### Recorded data
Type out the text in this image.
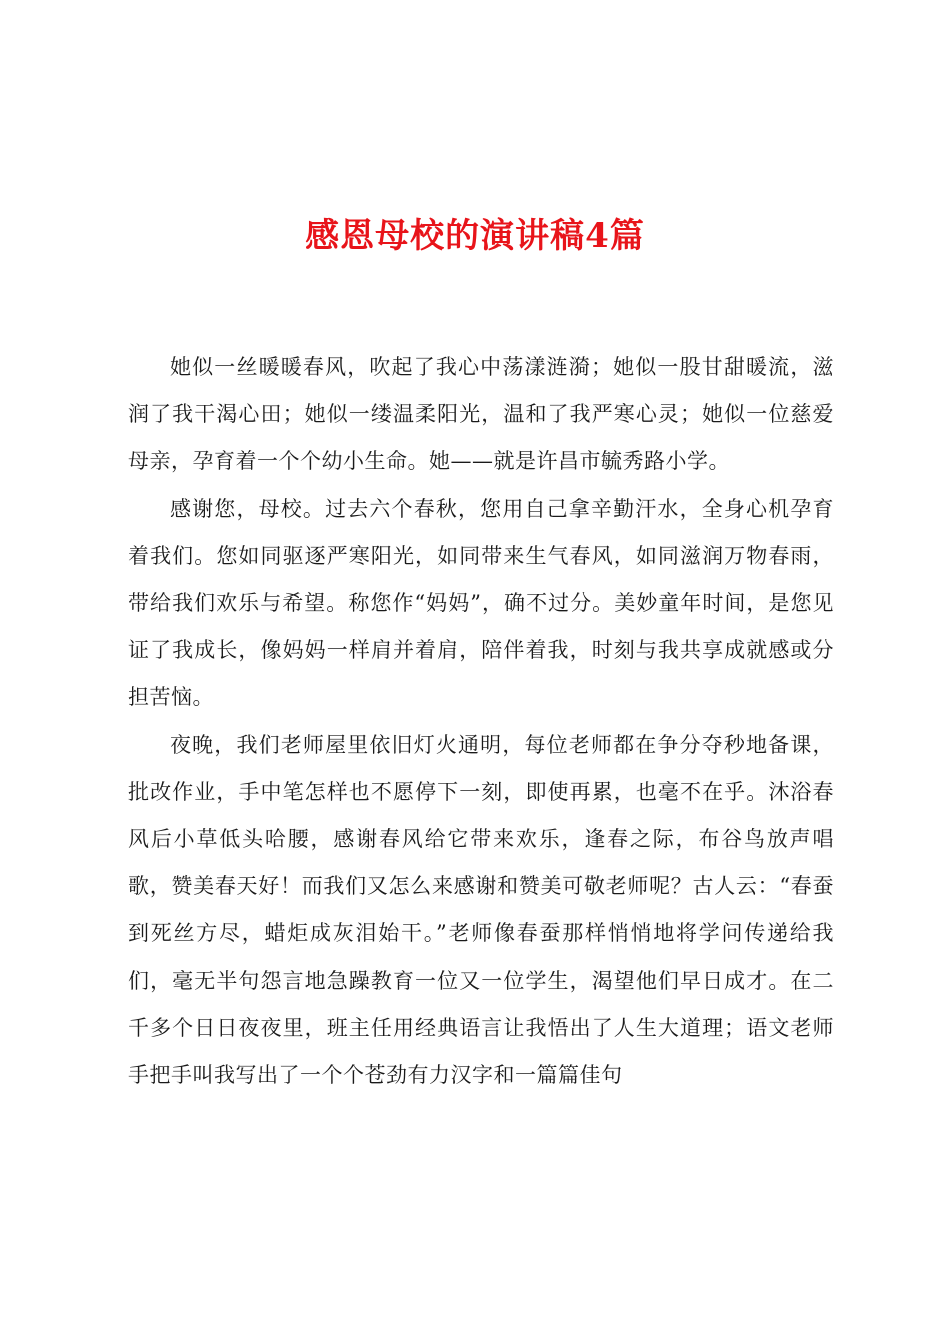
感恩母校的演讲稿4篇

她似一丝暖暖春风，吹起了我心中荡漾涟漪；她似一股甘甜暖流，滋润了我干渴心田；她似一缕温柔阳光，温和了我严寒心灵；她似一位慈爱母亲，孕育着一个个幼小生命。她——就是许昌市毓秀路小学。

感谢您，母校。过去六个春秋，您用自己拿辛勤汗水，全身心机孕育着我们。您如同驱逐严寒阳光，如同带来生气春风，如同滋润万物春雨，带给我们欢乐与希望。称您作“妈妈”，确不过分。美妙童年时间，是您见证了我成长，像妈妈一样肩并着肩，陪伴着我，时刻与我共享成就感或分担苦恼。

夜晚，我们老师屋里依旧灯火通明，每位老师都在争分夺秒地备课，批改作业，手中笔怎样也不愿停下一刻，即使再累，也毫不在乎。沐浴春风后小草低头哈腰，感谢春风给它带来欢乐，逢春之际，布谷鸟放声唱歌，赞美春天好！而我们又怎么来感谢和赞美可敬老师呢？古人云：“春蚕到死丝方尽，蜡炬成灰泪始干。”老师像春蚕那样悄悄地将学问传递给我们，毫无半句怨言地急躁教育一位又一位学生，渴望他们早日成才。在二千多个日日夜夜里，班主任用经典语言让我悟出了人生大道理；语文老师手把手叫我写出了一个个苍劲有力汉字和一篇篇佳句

...

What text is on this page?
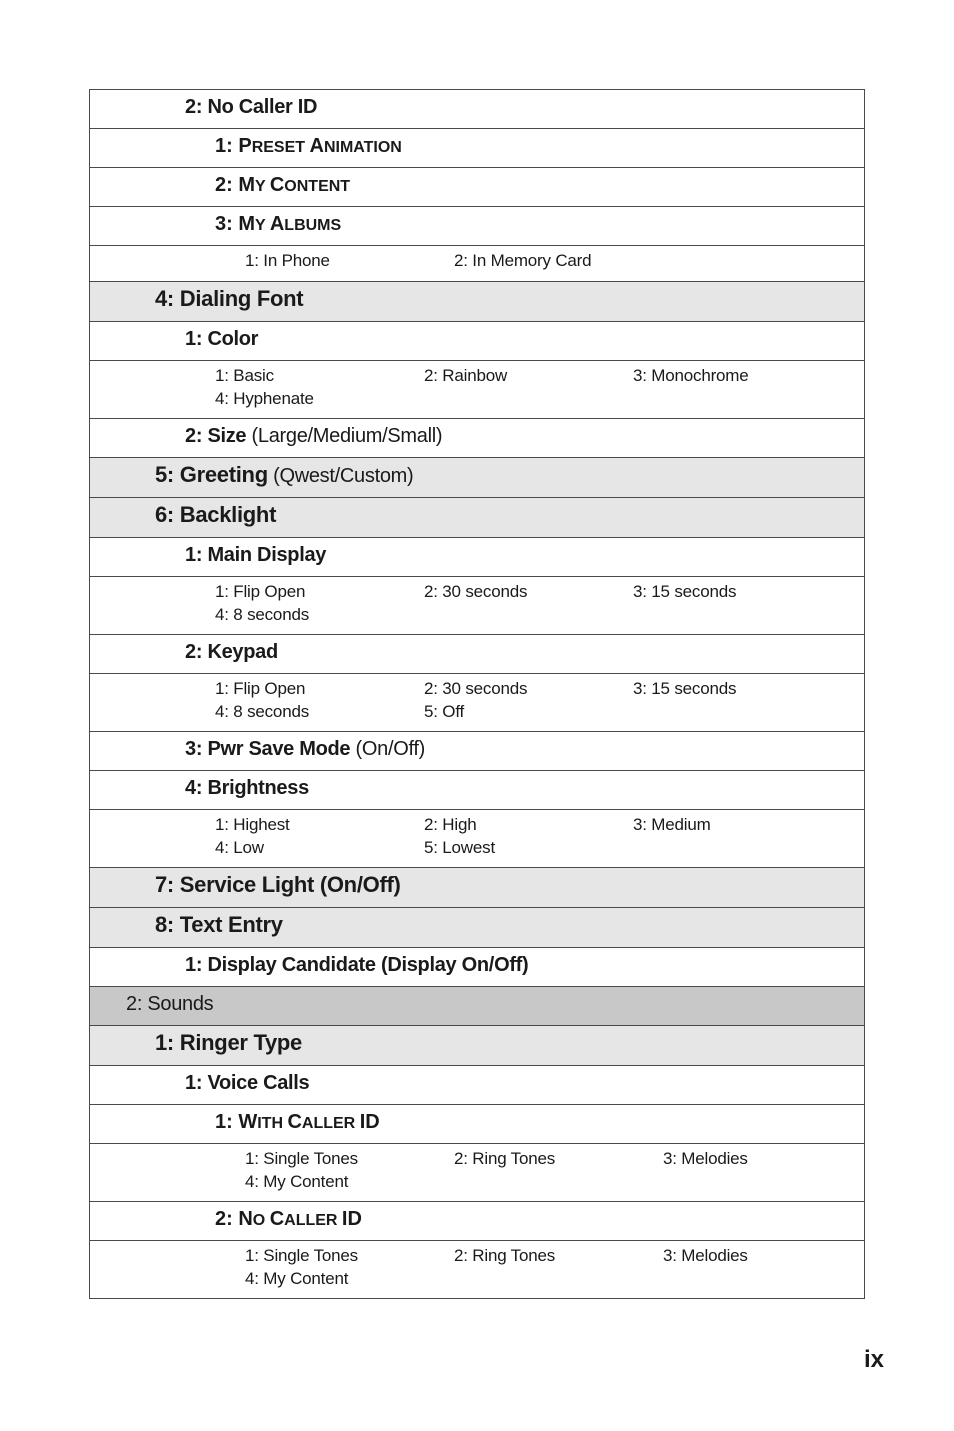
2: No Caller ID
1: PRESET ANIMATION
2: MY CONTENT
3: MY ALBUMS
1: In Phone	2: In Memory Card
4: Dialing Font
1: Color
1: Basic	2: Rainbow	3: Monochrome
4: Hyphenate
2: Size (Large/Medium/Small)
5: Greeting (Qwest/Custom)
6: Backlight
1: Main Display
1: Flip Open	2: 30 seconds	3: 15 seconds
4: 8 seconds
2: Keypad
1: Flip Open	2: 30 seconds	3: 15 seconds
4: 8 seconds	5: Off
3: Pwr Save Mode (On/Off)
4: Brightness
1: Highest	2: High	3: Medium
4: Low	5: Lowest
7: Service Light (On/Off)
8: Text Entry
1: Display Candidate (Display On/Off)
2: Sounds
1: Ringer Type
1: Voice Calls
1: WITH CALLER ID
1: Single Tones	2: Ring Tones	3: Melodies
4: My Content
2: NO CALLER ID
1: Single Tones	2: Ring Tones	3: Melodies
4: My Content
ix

### Task description
Where a line above contains the word "Medium", copy that line.

### Result of the task
2: Size (Large/Medium/Small)
1: Highest	2: High	3: Medium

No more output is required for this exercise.